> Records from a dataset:
= = = = = = =

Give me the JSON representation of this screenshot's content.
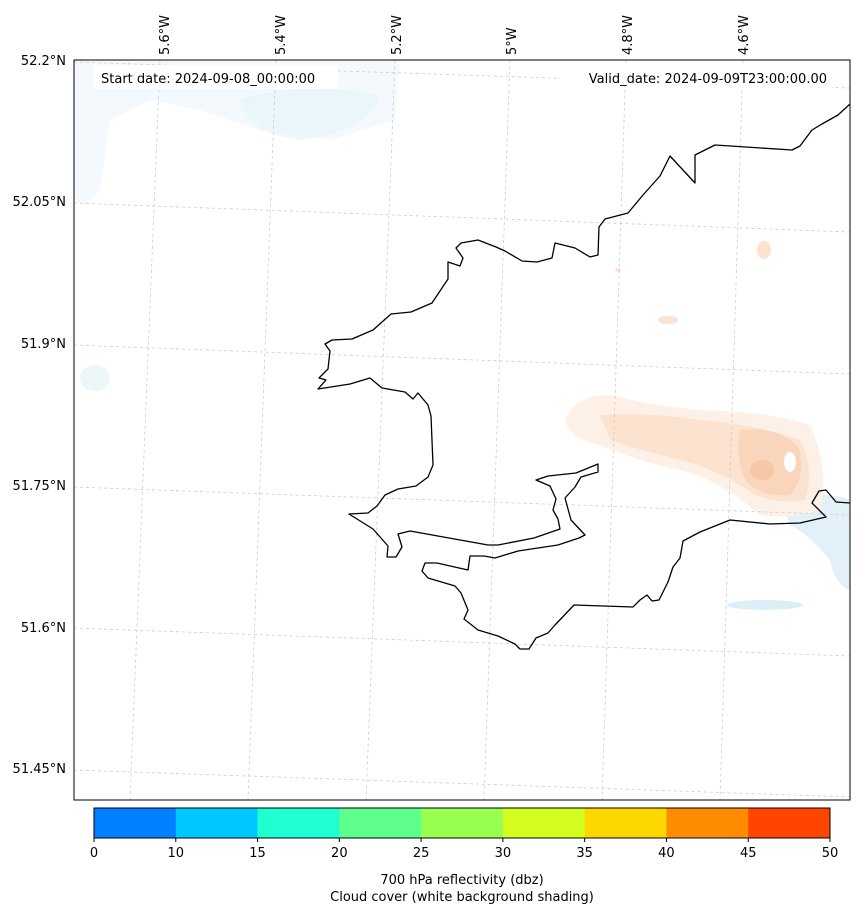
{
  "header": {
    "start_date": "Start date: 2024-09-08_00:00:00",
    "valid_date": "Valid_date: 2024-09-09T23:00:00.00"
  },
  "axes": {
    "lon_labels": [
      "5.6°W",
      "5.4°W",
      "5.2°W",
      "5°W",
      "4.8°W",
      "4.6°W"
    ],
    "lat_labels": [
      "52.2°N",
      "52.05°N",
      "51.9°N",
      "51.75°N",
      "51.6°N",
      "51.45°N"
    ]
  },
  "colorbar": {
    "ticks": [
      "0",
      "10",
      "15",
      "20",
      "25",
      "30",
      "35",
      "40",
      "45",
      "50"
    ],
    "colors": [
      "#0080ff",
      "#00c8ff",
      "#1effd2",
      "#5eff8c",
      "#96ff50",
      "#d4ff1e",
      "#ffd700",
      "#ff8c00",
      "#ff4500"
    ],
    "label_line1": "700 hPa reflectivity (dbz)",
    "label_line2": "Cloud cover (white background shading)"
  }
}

= = = = = = =

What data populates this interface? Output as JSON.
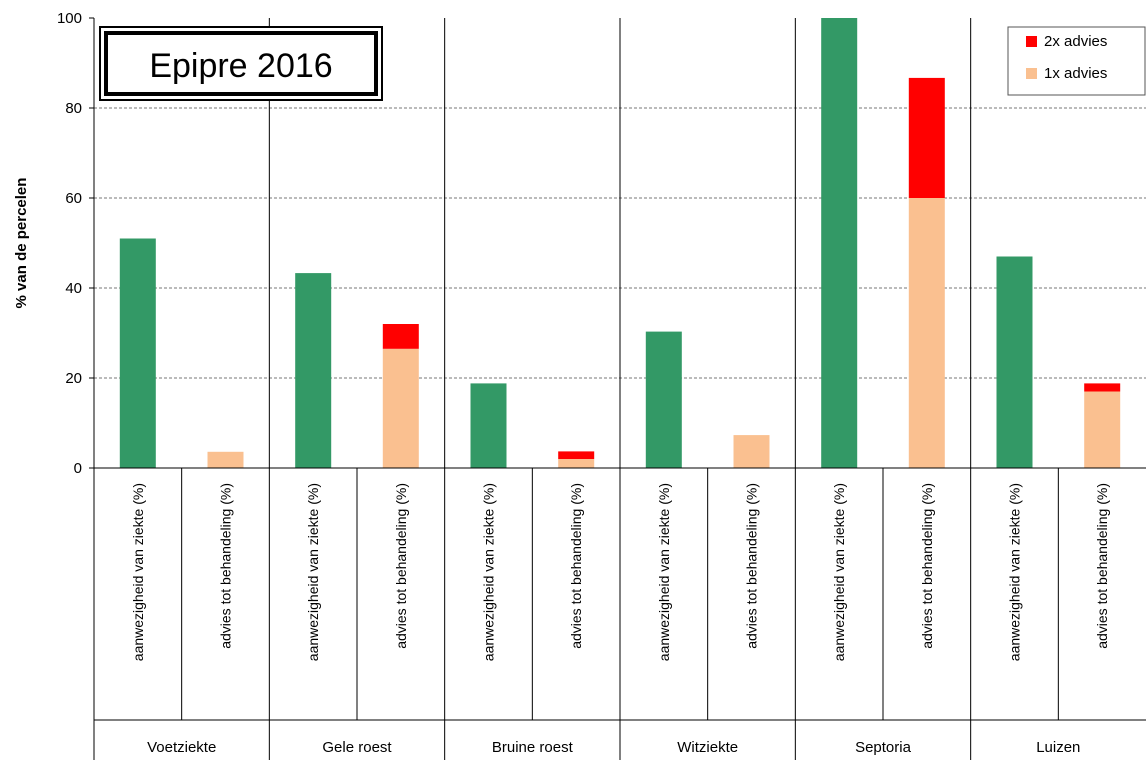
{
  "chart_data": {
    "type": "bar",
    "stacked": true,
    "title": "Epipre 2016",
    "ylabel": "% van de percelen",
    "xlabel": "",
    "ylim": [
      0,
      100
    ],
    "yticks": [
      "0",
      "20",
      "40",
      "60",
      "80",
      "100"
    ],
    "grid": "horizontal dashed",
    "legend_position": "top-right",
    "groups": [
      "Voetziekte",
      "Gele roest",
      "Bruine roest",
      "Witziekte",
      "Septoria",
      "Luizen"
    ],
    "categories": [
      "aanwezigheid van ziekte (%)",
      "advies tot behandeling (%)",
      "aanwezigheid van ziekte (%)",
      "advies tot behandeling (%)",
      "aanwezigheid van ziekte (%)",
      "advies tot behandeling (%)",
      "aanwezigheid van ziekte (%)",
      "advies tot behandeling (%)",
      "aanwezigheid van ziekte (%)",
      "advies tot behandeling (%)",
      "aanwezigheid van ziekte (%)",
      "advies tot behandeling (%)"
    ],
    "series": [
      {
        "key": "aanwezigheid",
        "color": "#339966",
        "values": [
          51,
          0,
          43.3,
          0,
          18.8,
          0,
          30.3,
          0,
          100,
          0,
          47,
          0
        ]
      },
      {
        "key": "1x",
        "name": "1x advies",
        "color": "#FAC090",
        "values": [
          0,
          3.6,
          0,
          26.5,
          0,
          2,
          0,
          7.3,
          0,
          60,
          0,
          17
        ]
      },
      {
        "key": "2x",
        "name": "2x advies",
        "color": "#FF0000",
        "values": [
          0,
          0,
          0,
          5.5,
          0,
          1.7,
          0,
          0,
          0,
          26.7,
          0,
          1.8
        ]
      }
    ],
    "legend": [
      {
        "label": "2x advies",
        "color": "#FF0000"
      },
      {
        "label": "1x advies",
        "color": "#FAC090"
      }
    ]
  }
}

= = = = = = =

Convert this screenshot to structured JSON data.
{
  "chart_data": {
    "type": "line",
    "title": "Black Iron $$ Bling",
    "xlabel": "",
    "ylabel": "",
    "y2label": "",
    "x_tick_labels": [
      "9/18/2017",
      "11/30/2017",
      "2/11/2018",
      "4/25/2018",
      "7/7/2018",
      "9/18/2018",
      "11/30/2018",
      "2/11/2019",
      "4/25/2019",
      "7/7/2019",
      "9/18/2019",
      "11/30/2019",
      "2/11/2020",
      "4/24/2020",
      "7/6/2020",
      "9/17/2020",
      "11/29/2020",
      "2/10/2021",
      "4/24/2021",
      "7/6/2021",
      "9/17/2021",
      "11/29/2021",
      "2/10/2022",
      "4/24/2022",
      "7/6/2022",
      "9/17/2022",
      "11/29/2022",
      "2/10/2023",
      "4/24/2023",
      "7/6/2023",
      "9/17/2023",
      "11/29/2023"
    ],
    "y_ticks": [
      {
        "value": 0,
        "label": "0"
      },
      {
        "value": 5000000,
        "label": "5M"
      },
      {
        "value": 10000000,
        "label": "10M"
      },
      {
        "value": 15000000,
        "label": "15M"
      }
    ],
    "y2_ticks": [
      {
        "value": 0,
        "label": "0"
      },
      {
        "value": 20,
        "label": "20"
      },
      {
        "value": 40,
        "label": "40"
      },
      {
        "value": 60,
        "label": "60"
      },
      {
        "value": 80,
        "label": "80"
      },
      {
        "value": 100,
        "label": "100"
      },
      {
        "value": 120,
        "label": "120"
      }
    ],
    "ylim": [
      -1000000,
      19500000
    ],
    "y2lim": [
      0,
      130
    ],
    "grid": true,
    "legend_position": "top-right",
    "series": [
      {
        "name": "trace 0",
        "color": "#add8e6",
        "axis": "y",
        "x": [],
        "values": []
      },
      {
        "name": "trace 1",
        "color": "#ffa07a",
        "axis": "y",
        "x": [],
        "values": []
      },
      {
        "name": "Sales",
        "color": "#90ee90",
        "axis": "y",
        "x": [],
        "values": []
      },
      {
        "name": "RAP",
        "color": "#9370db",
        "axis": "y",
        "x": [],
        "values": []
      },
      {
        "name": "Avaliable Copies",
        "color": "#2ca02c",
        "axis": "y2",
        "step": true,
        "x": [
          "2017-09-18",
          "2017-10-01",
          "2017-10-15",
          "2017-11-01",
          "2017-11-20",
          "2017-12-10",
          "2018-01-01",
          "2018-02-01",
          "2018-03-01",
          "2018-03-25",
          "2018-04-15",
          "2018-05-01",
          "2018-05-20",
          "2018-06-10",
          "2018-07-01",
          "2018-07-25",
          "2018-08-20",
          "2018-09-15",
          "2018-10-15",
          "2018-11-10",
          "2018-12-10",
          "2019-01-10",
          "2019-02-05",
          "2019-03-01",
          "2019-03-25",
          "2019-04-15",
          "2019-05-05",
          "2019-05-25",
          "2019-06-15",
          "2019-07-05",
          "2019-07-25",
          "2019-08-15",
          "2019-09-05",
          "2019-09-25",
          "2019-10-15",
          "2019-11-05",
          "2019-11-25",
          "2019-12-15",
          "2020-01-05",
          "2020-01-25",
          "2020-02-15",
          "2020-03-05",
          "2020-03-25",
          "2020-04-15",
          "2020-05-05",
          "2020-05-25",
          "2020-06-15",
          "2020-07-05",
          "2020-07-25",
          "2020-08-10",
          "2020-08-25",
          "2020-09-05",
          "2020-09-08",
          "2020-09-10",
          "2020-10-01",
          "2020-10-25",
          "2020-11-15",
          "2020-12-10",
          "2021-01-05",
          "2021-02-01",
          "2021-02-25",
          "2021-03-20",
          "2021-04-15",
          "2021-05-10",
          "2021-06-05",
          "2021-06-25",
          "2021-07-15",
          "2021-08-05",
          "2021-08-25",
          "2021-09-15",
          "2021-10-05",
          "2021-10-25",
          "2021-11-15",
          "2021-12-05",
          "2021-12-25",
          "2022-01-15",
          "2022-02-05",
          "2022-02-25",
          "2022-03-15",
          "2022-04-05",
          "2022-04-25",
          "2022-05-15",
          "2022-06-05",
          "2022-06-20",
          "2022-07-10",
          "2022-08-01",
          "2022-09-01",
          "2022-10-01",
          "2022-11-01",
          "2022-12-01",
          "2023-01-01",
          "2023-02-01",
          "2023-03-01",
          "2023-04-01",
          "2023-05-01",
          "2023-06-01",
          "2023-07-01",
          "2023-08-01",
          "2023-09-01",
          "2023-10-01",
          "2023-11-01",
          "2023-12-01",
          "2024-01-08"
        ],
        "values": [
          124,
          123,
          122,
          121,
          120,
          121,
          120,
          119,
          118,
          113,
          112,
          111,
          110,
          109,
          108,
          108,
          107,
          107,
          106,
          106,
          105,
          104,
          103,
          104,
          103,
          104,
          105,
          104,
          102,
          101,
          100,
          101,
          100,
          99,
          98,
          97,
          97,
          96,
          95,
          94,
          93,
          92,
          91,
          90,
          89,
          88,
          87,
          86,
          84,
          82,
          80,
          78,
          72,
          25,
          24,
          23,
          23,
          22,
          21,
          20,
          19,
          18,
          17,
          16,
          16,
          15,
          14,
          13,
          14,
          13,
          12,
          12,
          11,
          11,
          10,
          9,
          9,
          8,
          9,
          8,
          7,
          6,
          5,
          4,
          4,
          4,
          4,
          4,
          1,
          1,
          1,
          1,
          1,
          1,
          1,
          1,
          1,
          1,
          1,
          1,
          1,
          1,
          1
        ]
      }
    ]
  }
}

= = = = = = =

> What to do:
Check each line of the entries above for the word "name". List the ones that have it.

> Task result:
        "name": "1x advies",
        "name": "2x advies",
        "name": "trace 0",
        "name": "trace 1",
        "name": "Sales",
        "name": "RAP",
        "name": "Avaliable Copies",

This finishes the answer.